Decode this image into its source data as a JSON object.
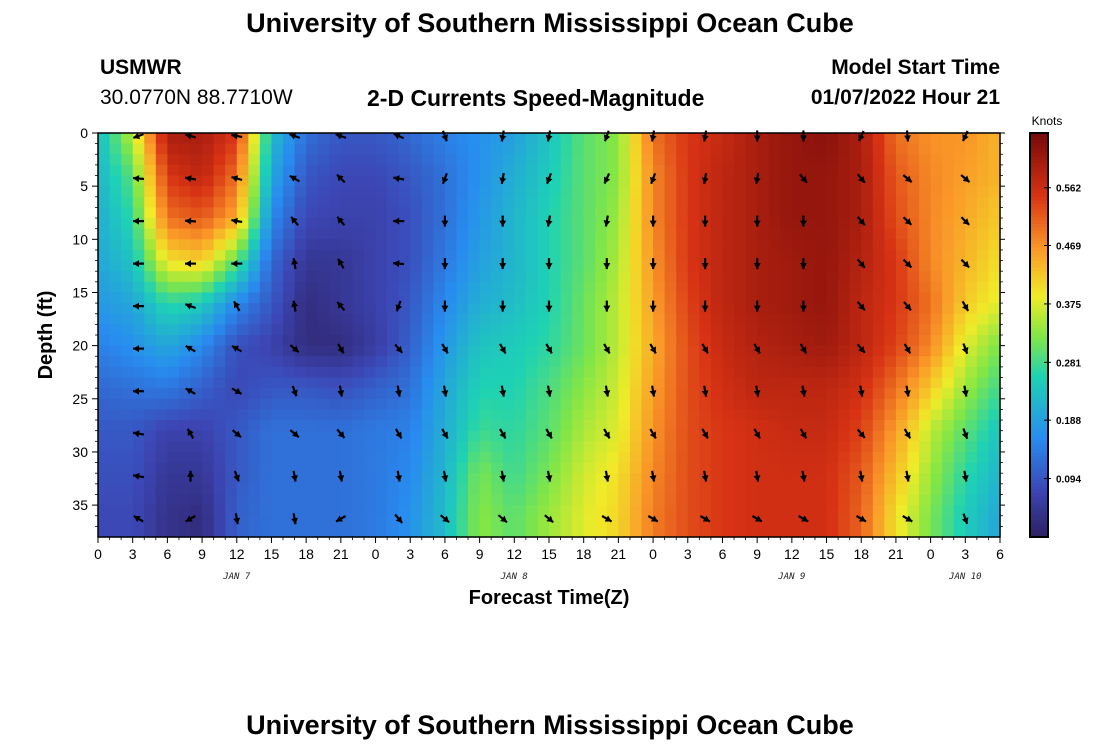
{
  "header": {
    "title": "University of Southern Mississippi Ocean Cube",
    "station": "USMWR",
    "location": "30.0770N  88.7710W",
    "subtitle": "2-D Currents Speed-Magnitude",
    "model_start_label": "Model Start Time",
    "model_start_value": "01/07/2022 Hour 21"
  },
  "footer": {
    "title": "University of Southern Mississippi Ocean Cube"
  },
  "chart_data": {
    "type": "heatmap",
    "xlabel": "Forecast Time(Z)",
    "ylabel": "Depth (ft)",
    "x_tick_labels": [
      "0",
      "3",
      "6",
      "9",
      "12",
      "15",
      "18",
      "21",
      "0",
      "3",
      "6",
      "9",
      "12",
      "15",
      "18",
      "21",
      "0",
      "3",
      "6",
      "9",
      "12",
      "15",
      "18",
      "21",
      "0",
      "3",
      "6"
    ],
    "x_range_hours": [
      0,
      78
    ],
    "day_labels": [
      {
        "label": "JAN 7",
        "hour": 12
      },
      {
        "label": "JAN 8",
        "hour": 36
      },
      {
        "label": "JAN 9",
        "hour": 60
      },
      {
        "label": "JAN 10",
        "hour": 75
      }
    ],
    "y_ticks": [
      0,
      5,
      10,
      15,
      20,
      25,
      30,
      35
    ],
    "y_range_ft": [
      0,
      38
    ],
    "colorbar": {
      "label": "Knots",
      "ticks": [
        "0.094",
        "0.188",
        "0.281",
        "0.375",
        "0.469",
        "0.562"
      ],
      "range": [
        0,
        0.65
      ]
    },
    "depth_rows_ft": [
      0,
      4,
      8,
      12,
      16,
      20,
      24,
      28,
      32,
      36
    ],
    "speed_grid_hour_step": 3,
    "speed_grid": [
      [
        0.23,
        0.36,
        0.6,
        0.6,
        0.55,
        0.23,
        0.13,
        0.1,
        0.1,
        0.12,
        0.15,
        0.17,
        0.19,
        0.24,
        0.3,
        0.33,
        0.5,
        0.55,
        0.57,
        0.6,
        0.62,
        0.63,
        0.6,
        0.5,
        0.47,
        0.47,
        0.44
      ],
      [
        0.22,
        0.3,
        0.55,
        0.58,
        0.5,
        0.2,
        0.1,
        0.08,
        0.08,
        0.1,
        0.13,
        0.17,
        0.21,
        0.25,
        0.3,
        0.33,
        0.48,
        0.55,
        0.58,
        0.6,
        0.62,
        0.62,
        0.6,
        0.52,
        0.48,
        0.46,
        0.44
      ],
      [
        0.21,
        0.27,
        0.5,
        0.52,
        0.45,
        0.16,
        0.08,
        0.07,
        0.07,
        0.09,
        0.13,
        0.18,
        0.22,
        0.26,
        0.3,
        0.34,
        0.48,
        0.55,
        0.58,
        0.6,
        0.62,
        0.62,
        0.6,
        0.53,
        0.48,
        0.45,
        0.42
      ],
      [
        0.2,
        0.24,
        0.4,
        0.42,
        0.3,
        0.12,
        0.05,
        0.05,
        0.07,
        0.09,
        0.14,
        0.19,
        0.22,
        0.26,
        0.3,
        0.35,
        0.47,
        0.55,
        0.58,
        0.6,
        0.61,
        0.62,
        0.59,
        0.55,
        0.48,
        0.44,
        0.4
      ],
      [
        0.18,
        0.2,
        0.27,
        0.25,
        0.16,
        0.1,
        0.03,
        0.05,
        0.07,
        0.1,
        0.16,
        0.21,
        0.23,
        0.26,
        0.31,
        0.36,
        0.46,
        0.54,
        0.58,
        0.6,
        0.61,
        0.62,
        0.58,
        0.55,
        0.5,
        0.42,
        0.38
      ],
      [
        0.15,
        0.17,
        0.2,
        0.16,
        0.09,
        0.07,
        0.03,
        0.03,
        0.06,
        0.11,
        0.18,
        0.24,
        0.25,
        0.27,
        0.31,
        0.36,
        0.45,
        0.53,
        0.57,
        0.59,
        0.6,
        0.61,
        0.58,
        0.54,
        0.48,
        0.38,
        0.32
      ],
      [
        0.12,
        0.13,
        0.14,
        0.11,
        0.08,
        0.1,
        0.1,
        0.09,
        0.11,
        0.13,
        0.2,
        0.26,
        0.26,
        0.29,
        0.33,
        0.37,
        0.46,
        0.53,
        0.56,
        0.58,
        0.58,
        0.58,
        0.56,
        0.5,
        0.42,
        0.34,
        0.28
      ],
      [
        0.1,
        0.1,
        0.07,
        0.07,
        0.1,
        0.13,
        0.13,
        0.13,
        0.14,
        0.15,
        0.21,
        0.28,
        0.27,
        0.3,
        0.35,
        0.38,
        0.47,
        0.53,
        0.55,
        0.56,
        0.57,
        0.57,
        0.54,
        0.46,
        0.36,
        0.3,
        0.24
      ],
      [
        0.09,
        0.09,
        0.05,
        0.05,
        0.1,
        0.13,
        0.13,
        0.13,
        0.14,
        0.16,
        0.22,
        0.32,
        0.28,
        0.32,
        0.37,
        0.4,
        0.48,
        0.53,
        0.55,
        0.56,
        0.56,
        0.56,
        0.52,
        0.43,
        0.34,
        0.27,
        0.22
      ],
      [
        0.08,
        0.08,
        0.04,
        0.03,
        0.11,
        0.13,
        0.13,
        0.13,
        0.14,
        0.17,
        0.23,
        0.33,
        0.3,
        0.34,
        0.38,
        0.41,
        0.49,
        0.53,
        0.55,
        0.56,
        0.56,
        0.56,
        0.51,
        0.4,
        0.32,
        0.25,
        0.2
      ]
    ],
    "vector_rows_ft": [
      0,
      4,
      8,
      12,
      16,
      20,
      24,
      28,
      32,
      36
    ],
    "vector_hours": [
      3.5,
      8,
      12,
      17,
      21,
      26,
      30,
      35,
      39,
      44,
      48,
      52.5,
      57,
      61,
      66,
      70,
      75
    ],
    "vector_direction_deg": [
      [
        250,
        285,
        280,
        290,
        290,
        295,
        160,
        190,
        190,
        200,
        190,
        190,
        180,
        180,
        205,
        175,
        205
      ],
      [
        275,
        280,
        285,
        300,
        315,
        280,
        200,
        190,
        200,
        205,
        200,
        190,
        190,
        140,
        140,
        130,
        130
      ],
      [
        270,
        275,
        280,
        320,
        320,
        270,
        180,
        180,
        190,
        190,
        180,
        180,
        180,
        180,
        140,
        135,
        135
      ],
      [
        270,
        270,
        270,
        350,
        330,
        275,
        180,
        180,
        180,
        180,
        180,
        180,
        180,
        180,
        140,
        135,
        135
      ],
      [
        270,
        290,
        330,
        350,
        320,
        200,
        180,
        180,
        180,
        180,
        180,
        180,
        180,
        180,
        140,
        140,
        150
      ],
      [
        270,
        300,
        300,
        130,
        150,
        140,
        150,
        150,
        150,
        150,
        150,
        150,
        150,
        150,
        140,
        150,
        160
      ],
      [
        270,
        300,
        120,
        160,
        170,
        170,
        170,
        170,
        170,
        170,
        170,
        170,
        170,
        170,
        170,
        170,
        170
      ],
      [
        280,
        330,
        130,
        130,
        140,
        150,
        150,
        150,
        150,
        150,
        150,
        150,
        150,
        150,
        140,
        150,
        160
      ],
      [
        280,
        0,
        160,
        170,
        170,
        170,
        170,
        170,
        170,
        170,
        170,
        170,
        170,
        170,
        170,
        170,
        170
      ],
      [
        300,
        240,
        170,
        170,
        240,
        140,
        130,
        130,
        130,
        120,
        120,
        120,
        120,
        120,
        120,
        120,
        160
      ]
    ]
  }
}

> _Task directions_:
Produce an exact copy of each line of data, skipping embedded images.

> _Response to this exercise_:
Decode this image into its source data as a JSON object.
{
  "header": {
    "title": "University of Southern Mississippi Ocean Cube",
    "station": "USMWR",
    "location": "30.0770N  88.7710W",
    "subtitle": "2-D Currents Speed-Magnitude",
    "model_start_label": "Model Start Time",
    "model_start_value": "01/07/2022 Hour 21"
  },
  "footer": {
    "title": "University of Southern Mississippi Ocean Cube"
  },
  "chart_data": {
    "type": "heatmap",
    "xlabel": "Forecast Time(Z)",
    "ylabel": "Depth (ft)",
    "x_tick_labels": [
      "0",
      "3",
      "6",
      "9",
      "12",
      "15",
      "18",
      "21",
      "0",
      "3",
      "6",
      "9",
      "12",
      "15",
      "18",
      "21",
      "0",
      "3",
      "6",
      "9",
      "12",
      "15",
      "18",
      "21",
      "0",
      "3",
      "6"
    ],
    "x_range_hours": [
      0,
      78
    ],
    "day_labels": [
      {
        "label": "JAN 7",
        "hour": 12
      },
      {
        "label": "JAN 8",
        "hour": 36
      },
      {
        "label": "JAN 9",
        "hour": 60
      },
      {
        "label": "JAN 10",
        "hour": 75
      }
    ],
    "y_ticks": [
      0,
      5,
      10,
      15,
      20,
      25,
      30,
      35
    ],
    "y_range_ft": [
      0,
      38
    ],
    "colorbar": {
      "label": "Knots",
      "ticks": [
        "0.094",
        "0.188",
        "0.281",
        "0.375",
        "0.469",
        "0.562"
      ],
      "range": [
        0,
        0.65
      ]
    },
    "depth_rows_ft": [
      0,
      4,
      8,
      12,
      16,
      20,
      24,
      28,
      32,
      36
    ],
    "speed_grid_hour_step": 3,
    "speed_grid": [
      [
        0.23,
        0.36,
        0.6,
        0.6,
        0.55,
        0.23,
        0.13,
        0.1,
        0.1,
        0.12,
        0.15,
        0.17,
        0.19,
        0.24,
        0.3,
        0.33,
        0.5,
        0.55,
        0.57,
        0.6,
        0.62,
        0.63,
        0.6,
        0.5,
        0.47,
        0.47,
        0.44
      ],
      [
        0.22,
        0.3,
        0.55,
        0.58,
        0.5,
        0.2,
        0.1,
        0.08,
        0.08,
        0.1,
        0.13,
        0.17,
        0.21,
        0.25,
        0.3,
        0.33,
        0.48,
        0.55,
        0.58,
        0.6,
        0.62,
        0.62,
        0.6,
        0.52,
        0.48,
        0.46,
        0.44
      ],
      [
        0.21,
        0.27,
        0.5,
        0.52,
        0.45,
        0.16,
        0.08,
        0.07,
        0.07,
        0.09,
        0.13,
        0.18,
        0.22,
        0.26,
        0.3,
        0.34,
        0.48,
        0.55,
        0.58,
        0.6,
        0.62,
        0.62,
        0.6,
        0.53,
        0.48,
        0.45,
        0.42
      ],
      [
        0.2,
        0.24,
        0.4,
        0.42,
        0.3,
        0.12,
        0.05,
        0.05,
        0.07,
        0.09,
        0.14,
        0.19,
        0.22,
        0.26,
        0.3,
        0.35,
        0.47,
        0.55,
        0.58,
        0.6,
        0.61,
        0.62,
        0.59,
        0.55,
        0.48,
        0.44,
        0.4
      ],
      [
        0.18,
        0.2,
        0.27,
        0.25,
        0.16,
        0.1,
        0.03,
        0.05,
        0.07,
        0.1,
        0.16,
        0.21,
        0.23,
        0.26,
        0.31,
        0.36,
        0.46,
        0.54,
        0.58,
        0.6,
        0.61,
        0.62,
        0.58,
        0.55,
        0.5,
        0.42,
        0.38
      ],
      [
        0.15,
        0.17,
        0.2,
        0.16,
        0.09,
        0.07,
        0.03,
        0.03,
        0.06,
        0.11,
        0.18,
        0.24,
        0.25,
        0.27,
        0.31,
        0.36,
        0.45,
        0.53,
        0.57,
        0.59,
        0.6,
        0.61,
        0.58,
        0.54,
        0.48,
        0.38,
        0.32
      ],
      [
        0.12,
        0.13,
        0.14,
        0.11,
        0.08,
        0.1,
        0.1,
        0.09,
        0.11,
        0.13,
        0.2,
        0.26,
        0.26,
        0.29,
        0.33,
        0.37,
        0.46,
        0.53,
        0.56,
        0.58,
        0.58,
        0.58,
        0.56,
        0.5,
        0.42,
        0.34,
        0.28
      ],
      [
        0.1,
        0.1,
        0.07,
        0.07,
        0.1,
        0.13,
        0.13,
        0.13,
        0.14,
        0.15,
        0.21,
        0.28,
        0.27,
        0.3,
        0.35,
        0.38,
        0.47,
        0.53,
        0.55,
        0.56,
        0.57,
        0.57,
        0.54,
        0.46,
        0.36,
        0.3,
        0.24
      ],
      [
        0.09,
        0.09,
        0.05,
        0.05,
        0.1,
        0.13,
        0.13,
        0.13,
        0.14,
        0.16,
        0.22,
        0.32,
        0.28,
        0.32,
        0.37,
        0.4,
        0.48,
        0.53,
        0.55,
        0.56,
        0.56,
        0.56,
        0.52,
        0.43,
        0.34,
        0.27,
        0.22
      ],
      [
        0.08,
        0.08,
        0.04,
        0.03,
        0.11,
        0.13,
        0.13,
        0.13,
        0.14,
        0.17,
        0.23,
        0.33,
        0.3,
        0.34,
        0.38,
        0.41,
        0.49,
        0.53,
        0.55,
        0.56,
        0.56,
        0.56,
        0.51,
        0.4,
        0.32,
        0.25,
        0.2
      ]
    ],
    "vector_rows_ft": [
      0,
      4,
      8,
      12,
      16,
      20,
      24,
      28,
      32,
      36
    ],
    "vector_hours": [
      3.5,
      8,
      12,
      17,
      21,
      26,
      30,
      35,
      39,
      44,
      48,
      52.5,
      57,
      61,
      66,
      70,
      75
    ],
    "vector_direction_deg": [
      [
        250,
        285,
        280,
        290,
        290,
        295,
        160,
        190,
        190,
        200,
        190,
        190,
        180,
        180,
        205,
        175,
        205
      ],
      [
        275,
        280,
        285,
        300,
        315,
        280,
        200,
        190,
        200,
        205,
        200,
        190,
        190,
        140,
        140,
        130,
        130
      ],
      [
        270,
        275,
        280,
        320,
        320,
        270,
        180,
        180,
        190,
        190,
        180,
        180,
        180,
        180,
        140,
        135,
        135
      ],
      [
        270,
        270,
        270,
        350,
        330,
        275,
        180,
        180,
        180,
        180,
        180,
        180,
        180,
        180,
        140,
        135,
        135
      ],
      [
        270,
        290,
        330,
        350,
        320,
        200,
        180,
        180,
        180,
        180,
        180,
        180,
        180,
        180,
        140,
        140,
        150
      ],
      [
        270,
        300,
        300,
        130,
        150,
        140,
        150,
        150,
        150,
        150,
        150,
        150,
        150,
        150,
        140,
        150,
        160
      ],
      [
        270,
        300,
        120,
        160,
        170,
        170,
        170,
        170,
        170,
        170,
        170,
        170,
        170,
        170,
        170,
        170,
        170
      ],
      [
        280,
        330,
        130,
        130,
        140,
        150,
        150,
        150,
        150,
        150,
        150,
        150,
        150,
        150,
        140,
        150,
        160
      ],
      [
        280,
        0,
        160,
        170,
        170,
        170,
        170,
        170,
        170,
        170,
        170,
        170,
        170,
        170,
        170,
        170,
        170
      ],
      [
        300,
        240,
        170,
        170,
        240,
        140,
        130,
        130,
        130,
        120,
        120,
        120,
        120,
        120,
        120,
        120,
        160
      ]
    ]
  }
}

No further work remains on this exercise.